- [Exercise aim] Within the material below, find each line bearing the word "AD平分" and present it.
<<<<
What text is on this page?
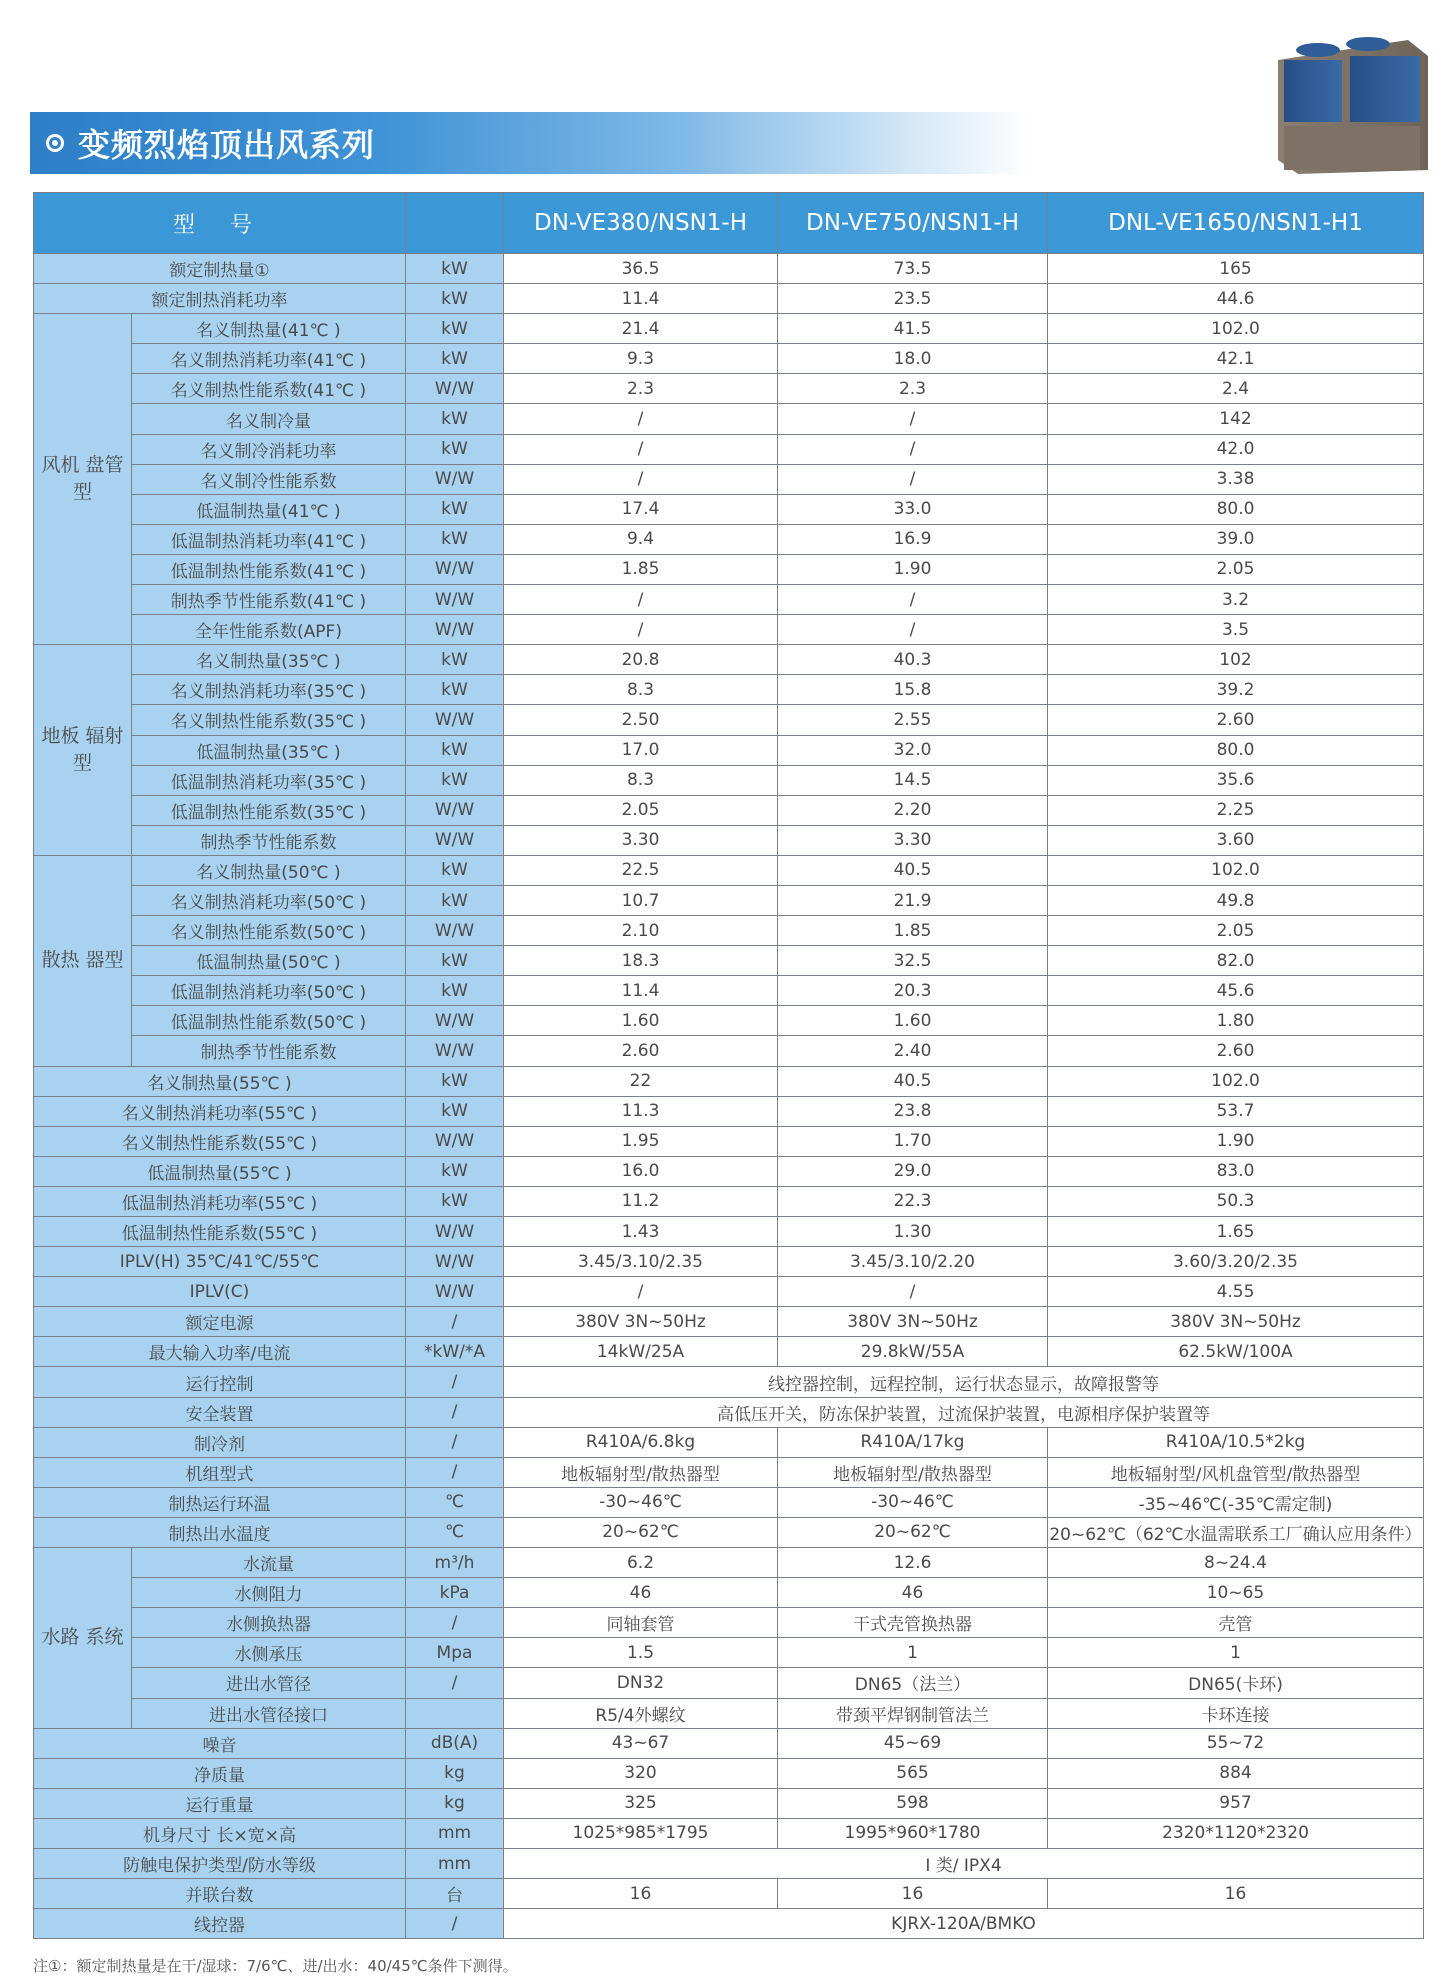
变频烈焰顶出风系列
型 号			DN-VE380/NSN1-H	DN-VE750/NSN1-H	DNL-VE1650/NSN1-H1
额定制热量①		kW	36.5	73.5	165
额定制热消耗功率		kW	11.4	23.5	44.6
风机 盘管型	名义制热量(41℃ )	kW	21.4	41.5	102.0
	名义制热消耗功率(41℃ )	kW	9.3	18.0	42.1
	名义制热性能系数(41℃ )	W/W	2.3	2.3	2.4
	名义制冷量	kW	/	/	142
	名义制冷消耗功率	kW	/	/	42.0
	名义制冷性能系数	W/W	/	/	3.38
	低温制热量(41℃ )	kW	17.4	33.0	80.0
	低温制热消耗功率(41℃ )	kW	9.4	16.9	39.0
	低温制热性能系数(41℃ )	W/W	1.85	1.90	2.05
	制热季节性能系数(41℃ )	W/W	/	/	3.2
	全年性能系数(APF)	W/W	/	/	3.5
地板 辐射型	名义制热量(35℃ )	kW	20.8	40.3	102
	名义制热消耗功率(35℃ )	kW	8.3	15.8	39.2
	名义制热性能系数(35℃ )	W/W	2.50	2.55	2.60
	低温制热量(35℃ )	kW	17.0	32.0	80.0
	低温制热消耗功率(35℃ )	kW	8.3	14.5	35.6
	低温制热性能系数(35℃ )	W/W	2.05	2.20	2.25
	制热季节性能系数	W/W	3.30	3.30	3.60
散热 器型	名义制热量(50℃ )	kW	22.5	40.5	102.0
	名义制热消耗功率(50℃ )	kW	10.7	21.9	49.8
	名义制热性能系数(50℃ )	W/W	2.10	1.85	2.05
	低温制热量(50℃ )	kW	18.3	32.5	82.0
	低温制热消耗功率(50℃ )	kW	11.4	20.3	45.6
	低温制热性能系数(50℃ )	W/W	1.60	1.60	1.80
	制热季节性能系数	W/W	2.60	2.40	2.60
名义制热量(55℃ )		kW	22	40.5	102.0
名义制热消耗功率(55℃ )		kW	11.3	23.8	53.7
名义制热性能系数(55℃ )		W/W	1.95	1.70	1.90
低温制热量(55℃ )		kW	16.0	29.0	83.0
低温制热消耗功率(55℃ )		kW	11.2	22.3	50.3
低温制热性能系数(55℃ )		W/W	1.43	1.30	1.65
IPLV(H) 35℃/41℃/55℃		W/W	3.45/3.10/2.35	3.45/3.10/2.20	3.60/3.20/2.35
IPLV(C)		W/W	/	/	4.55
额定电源		/	380V 3N~50Hz	380V 3N~50Hz	380V 3N~50Hz
最大输入功率/电流		*kW/*A	14kW/25A	29.8kW/55A	62.5kW/100A
运行控制		/	线控器控制，远程控制，运行状态显示，故障报警等		
安全装置		/	高低压开关，防冻保护装置，过流保护装置，电源相序保护装置等		
制冷剂		/	R410A/6.8kg	R410A/17kg	R410A/10.5*2kg
机组型式		/	地板辐射型/散热器型	地板辐射型/散热器型	地板辐射型/风机盘管型/散热器型
制热运行环温		℃	-30~46℃	-30~46℃	-35~46℃(-35℃需定制)
制热出水温度		℃	20~62℃	20~62℃	20~62℃（62℃水温需联系工厂确认应用条件）
水路 系统	水流量	m³/h	6.2	12.6	8~24.4
	水侧阻力	kPa	46	46	10~65
	水侧换热器	/	同轴套管	干式壳管换热器	壳管
	水侧承压	Mpa	1.5	1	1
	进出水管径	/	DN32	DN65（法兰）	DN65(卡环)
	进出水管径接口		R5/4外螺纹	带颈平焊钢制管法兰	卡环连接
噪音		dB(A)	43~67	45~69	55~72
净质量		kg	320	565	884
运行重量		kg	325	598	957
机身尺寸 长×宽×高		mm	1025*985*1795	1995*960*1780	2320*1120*2320
防触电保护类型/防水等级		mm	I 类/ IPX4		
并联台数		台	16	16	16
线控器		/	KJRX-120A/BMKO		
注①：额定制热量是在干/湿球：7/6℃、进/出水：40/45℃条件下测得。
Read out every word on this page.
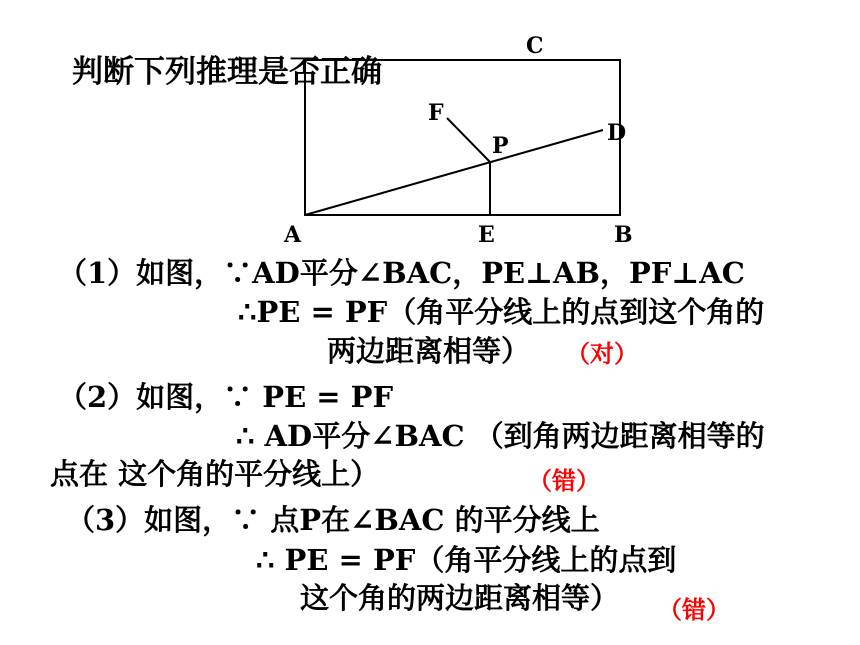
C
F
P	D
A	E	B
判断下列推理是否正确
（1）如图，∵AD平分∠BAC，PE⊥AB，PF⊥AC
∴PE = PF（角平分线上的点到这个角的
两边距离相等） （对）
（2）如图，∵ PE = PF
∴ AD平分∠BAC （到角两边距离相等的
点在 这个角的平分线上）	（错）
（3）如图，∵ 点P在∠BAC 的平分线上
∴ PE = PF（角平分线上的点到
这个角的两边距离相等） （错）
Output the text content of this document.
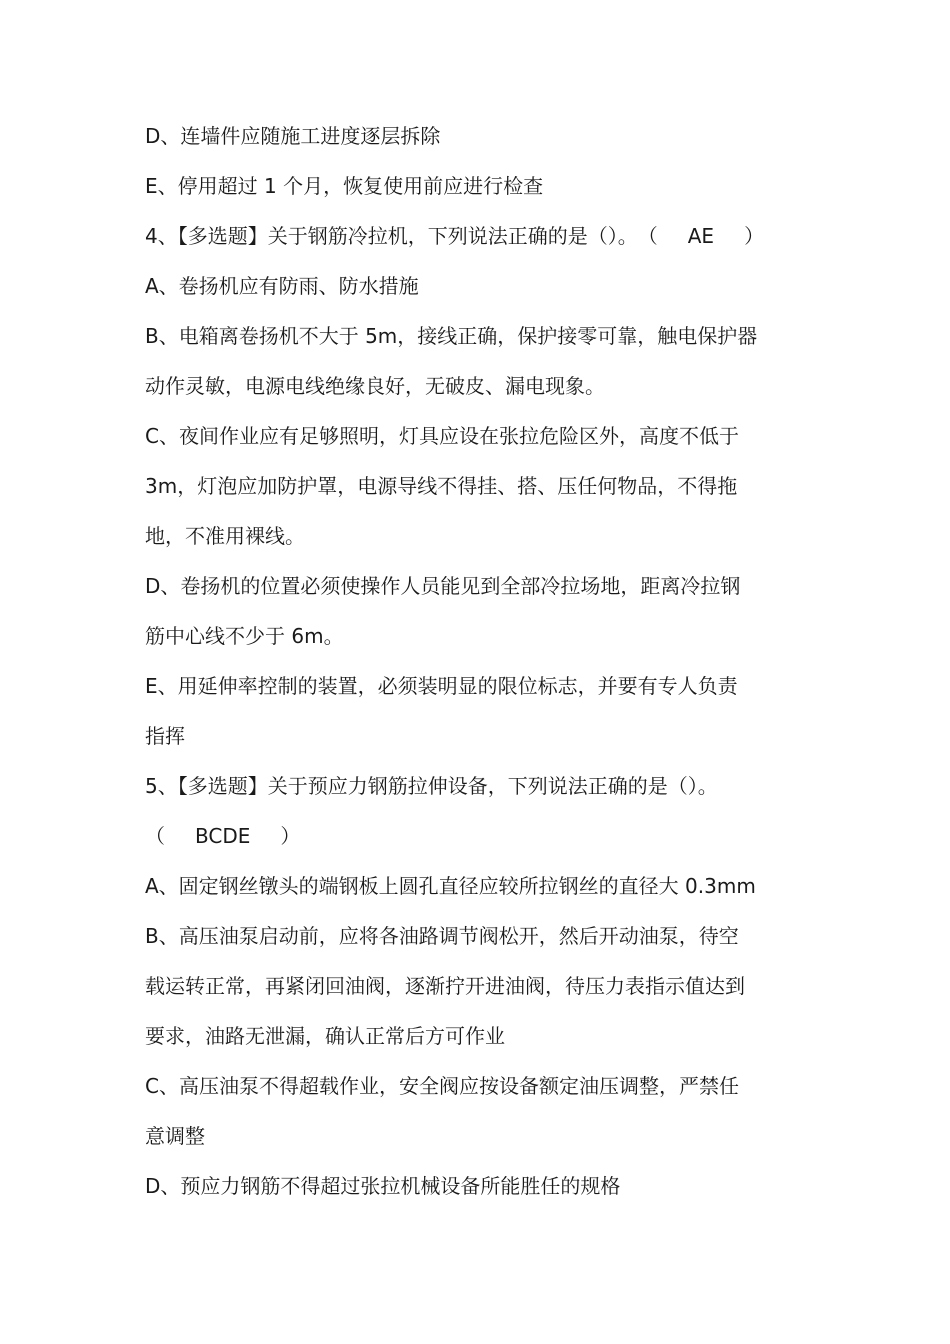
D、连墙件应随施工进度逐层拆除
E、停用超过 1 个月，恢复使用前应进行检查
4、【多选题】关于钢筋冷拉机，下列说法正确的是（）。（ AE ）
A、卷扬机应有防雨、防水措施
B、电箱离卷扬机不大于 5m，接线正确，保护接零可靠，触电保护器
动作灵敏，电源电线绝缘良好，无破皮、漏电现象。
C、夜间作业应有足够照明，灯具应设在张拉危险区外，高度不低于
3m，灯泡应加防护罩，电源导线不得挂、搭、压任何物品，不得拖
地，不准用裸线。
D、卷扬机的位置必须使操作人员能见到全部冷拉场地，距离冷拉钢
筋中心线不少于 6m。
E、用延伸率控制的装置，必须装明显的限位标志，并要有专人负责
指挥
5、【多选题】关于预应力钢筋拉伸设备，下列说法正确的是（）。
（ BCDE ）
A、固定钢丝镦头的端钢板上圆孔直径应较所拉钢丝的直径大 0.3mm
B、高压油泵启动前，应将各油路调节阀松开，然后开动油泵，待空
载运转正常，再紧闭回油阀，逐渐拧开进油阀，待压力表指示值达到
要求，油路无泄漏，确认正常后方可作业
C、高压油泵不得超载作业，安全阀应按设备额定油压调整，严禁任
意调整
D、预应力钢筋不得超过张拉机械设备所能胜任的规格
>>>>
- [Answer]
（1）如图，∵AD平分∠BAC，PE⊥AB，PF⊥AC
∴ AD平分∠BAC （到角两边距离相等的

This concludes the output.